++++ Task input

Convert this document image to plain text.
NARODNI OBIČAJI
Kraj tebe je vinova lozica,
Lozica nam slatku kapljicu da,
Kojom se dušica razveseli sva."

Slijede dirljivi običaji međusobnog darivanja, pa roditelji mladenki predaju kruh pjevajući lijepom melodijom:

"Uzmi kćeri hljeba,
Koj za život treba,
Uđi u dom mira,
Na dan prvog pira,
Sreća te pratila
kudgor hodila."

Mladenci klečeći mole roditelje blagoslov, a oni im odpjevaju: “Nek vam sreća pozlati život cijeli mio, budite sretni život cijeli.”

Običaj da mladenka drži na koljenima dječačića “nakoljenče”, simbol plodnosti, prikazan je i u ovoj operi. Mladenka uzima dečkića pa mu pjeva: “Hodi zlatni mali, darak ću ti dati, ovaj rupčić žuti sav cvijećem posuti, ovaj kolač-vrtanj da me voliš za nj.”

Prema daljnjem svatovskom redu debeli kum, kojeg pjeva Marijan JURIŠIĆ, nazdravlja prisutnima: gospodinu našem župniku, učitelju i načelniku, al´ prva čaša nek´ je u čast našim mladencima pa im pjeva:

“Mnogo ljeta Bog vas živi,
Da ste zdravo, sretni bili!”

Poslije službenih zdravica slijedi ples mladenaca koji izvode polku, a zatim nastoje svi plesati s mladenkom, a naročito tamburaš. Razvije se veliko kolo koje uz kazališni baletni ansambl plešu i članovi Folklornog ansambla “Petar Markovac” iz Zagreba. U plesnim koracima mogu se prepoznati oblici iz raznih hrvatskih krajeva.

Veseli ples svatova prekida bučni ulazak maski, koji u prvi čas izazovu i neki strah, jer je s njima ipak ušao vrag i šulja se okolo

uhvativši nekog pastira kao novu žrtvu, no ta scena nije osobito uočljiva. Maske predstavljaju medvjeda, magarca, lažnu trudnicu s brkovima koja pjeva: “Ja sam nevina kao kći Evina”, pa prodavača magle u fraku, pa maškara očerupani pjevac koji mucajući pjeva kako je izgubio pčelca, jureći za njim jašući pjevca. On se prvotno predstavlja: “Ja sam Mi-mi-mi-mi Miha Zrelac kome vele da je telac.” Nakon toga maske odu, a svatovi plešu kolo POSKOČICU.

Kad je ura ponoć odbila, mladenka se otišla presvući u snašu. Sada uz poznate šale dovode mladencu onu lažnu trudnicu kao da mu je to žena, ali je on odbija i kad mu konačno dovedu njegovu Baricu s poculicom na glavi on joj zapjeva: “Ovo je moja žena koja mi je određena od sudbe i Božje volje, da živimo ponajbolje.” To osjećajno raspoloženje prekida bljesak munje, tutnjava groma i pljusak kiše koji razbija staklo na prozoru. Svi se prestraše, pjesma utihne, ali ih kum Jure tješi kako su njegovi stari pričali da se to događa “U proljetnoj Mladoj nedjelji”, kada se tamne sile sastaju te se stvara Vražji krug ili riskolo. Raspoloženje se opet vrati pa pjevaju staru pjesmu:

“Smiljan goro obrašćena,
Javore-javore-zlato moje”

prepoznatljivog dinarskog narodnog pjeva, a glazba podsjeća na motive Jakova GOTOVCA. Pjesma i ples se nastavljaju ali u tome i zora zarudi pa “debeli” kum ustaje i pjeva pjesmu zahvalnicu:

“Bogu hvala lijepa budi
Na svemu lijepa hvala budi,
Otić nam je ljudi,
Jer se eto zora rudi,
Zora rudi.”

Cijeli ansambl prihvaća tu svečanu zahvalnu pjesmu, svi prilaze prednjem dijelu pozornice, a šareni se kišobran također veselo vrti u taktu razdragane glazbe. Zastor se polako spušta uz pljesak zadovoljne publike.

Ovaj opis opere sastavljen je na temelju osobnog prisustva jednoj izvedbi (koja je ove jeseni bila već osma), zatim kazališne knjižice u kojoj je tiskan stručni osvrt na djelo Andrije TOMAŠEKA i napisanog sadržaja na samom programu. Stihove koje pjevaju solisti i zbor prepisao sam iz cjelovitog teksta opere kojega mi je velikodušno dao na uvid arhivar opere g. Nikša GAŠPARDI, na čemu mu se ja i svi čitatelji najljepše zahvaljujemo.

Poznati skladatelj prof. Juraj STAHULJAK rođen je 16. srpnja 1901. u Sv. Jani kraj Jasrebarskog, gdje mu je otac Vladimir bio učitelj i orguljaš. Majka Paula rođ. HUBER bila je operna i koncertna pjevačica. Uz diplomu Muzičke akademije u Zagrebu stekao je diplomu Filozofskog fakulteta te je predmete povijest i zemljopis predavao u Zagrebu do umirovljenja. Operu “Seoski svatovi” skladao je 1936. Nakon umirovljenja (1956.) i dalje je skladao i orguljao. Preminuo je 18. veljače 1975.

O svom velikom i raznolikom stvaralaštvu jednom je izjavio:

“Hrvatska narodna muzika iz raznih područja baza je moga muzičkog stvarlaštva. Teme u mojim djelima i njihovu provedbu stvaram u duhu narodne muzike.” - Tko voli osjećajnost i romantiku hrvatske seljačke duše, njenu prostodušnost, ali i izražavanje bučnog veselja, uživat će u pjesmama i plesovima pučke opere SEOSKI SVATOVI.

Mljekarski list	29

++++++++
++++ Task input

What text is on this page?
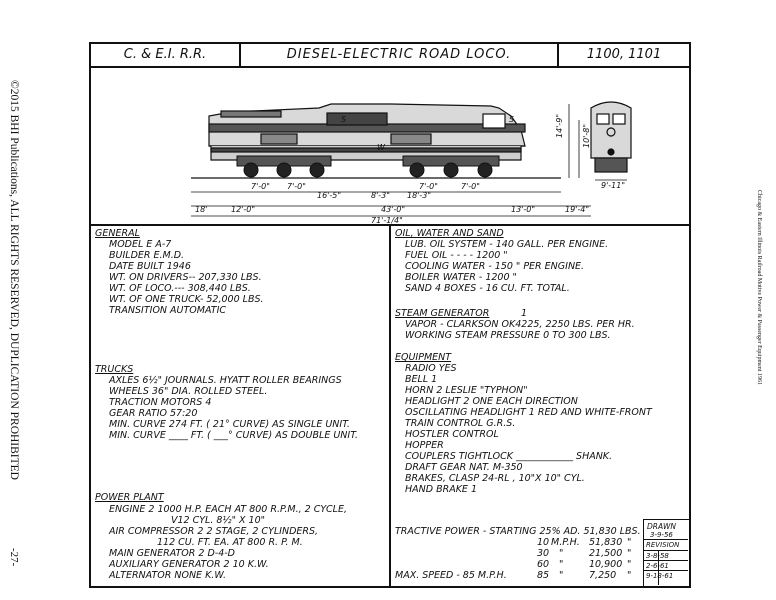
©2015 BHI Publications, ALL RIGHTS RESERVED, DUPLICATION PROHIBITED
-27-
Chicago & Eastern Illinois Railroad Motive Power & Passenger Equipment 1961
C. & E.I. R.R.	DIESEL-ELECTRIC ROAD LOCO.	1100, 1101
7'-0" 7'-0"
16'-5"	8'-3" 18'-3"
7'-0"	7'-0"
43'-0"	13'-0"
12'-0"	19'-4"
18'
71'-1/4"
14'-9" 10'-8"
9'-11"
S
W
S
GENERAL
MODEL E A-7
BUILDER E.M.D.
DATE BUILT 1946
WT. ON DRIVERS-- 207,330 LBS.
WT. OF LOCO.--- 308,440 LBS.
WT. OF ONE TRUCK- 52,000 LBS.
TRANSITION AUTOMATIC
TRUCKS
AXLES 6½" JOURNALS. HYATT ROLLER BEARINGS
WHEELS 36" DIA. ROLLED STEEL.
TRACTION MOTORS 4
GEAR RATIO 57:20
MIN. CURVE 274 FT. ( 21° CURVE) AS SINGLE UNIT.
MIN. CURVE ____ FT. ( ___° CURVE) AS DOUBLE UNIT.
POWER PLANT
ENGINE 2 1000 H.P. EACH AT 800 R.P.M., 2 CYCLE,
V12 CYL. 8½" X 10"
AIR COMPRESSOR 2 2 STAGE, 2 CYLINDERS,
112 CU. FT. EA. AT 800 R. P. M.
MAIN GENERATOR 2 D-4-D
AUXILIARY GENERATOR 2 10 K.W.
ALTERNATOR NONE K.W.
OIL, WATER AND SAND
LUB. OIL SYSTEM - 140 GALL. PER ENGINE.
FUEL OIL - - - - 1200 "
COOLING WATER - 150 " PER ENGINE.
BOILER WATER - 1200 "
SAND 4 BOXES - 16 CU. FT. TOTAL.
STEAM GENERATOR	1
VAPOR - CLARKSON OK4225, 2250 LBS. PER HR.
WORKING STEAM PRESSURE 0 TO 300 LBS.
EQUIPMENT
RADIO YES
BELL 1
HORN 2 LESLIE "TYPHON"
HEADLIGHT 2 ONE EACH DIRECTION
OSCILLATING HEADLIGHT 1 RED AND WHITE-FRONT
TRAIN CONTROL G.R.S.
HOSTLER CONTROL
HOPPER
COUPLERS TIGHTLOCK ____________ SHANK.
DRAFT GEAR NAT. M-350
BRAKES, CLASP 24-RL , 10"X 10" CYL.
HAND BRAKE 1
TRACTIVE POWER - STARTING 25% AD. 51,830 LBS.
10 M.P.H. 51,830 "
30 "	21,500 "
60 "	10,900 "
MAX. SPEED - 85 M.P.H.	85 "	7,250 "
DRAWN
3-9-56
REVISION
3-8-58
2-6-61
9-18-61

++++++++

Task requirements:
Extract each line from the entries above that contains the string "ENGINE".

Result for this exercise:
ENGINE 2 1000 H.P. EACH AT 800 R.P.M., 2 CYCLE,
LUB. OIL SYSTEM - 140 GALL. PER ENGINE.
COOLING WATER - 150 " PER ENGINE.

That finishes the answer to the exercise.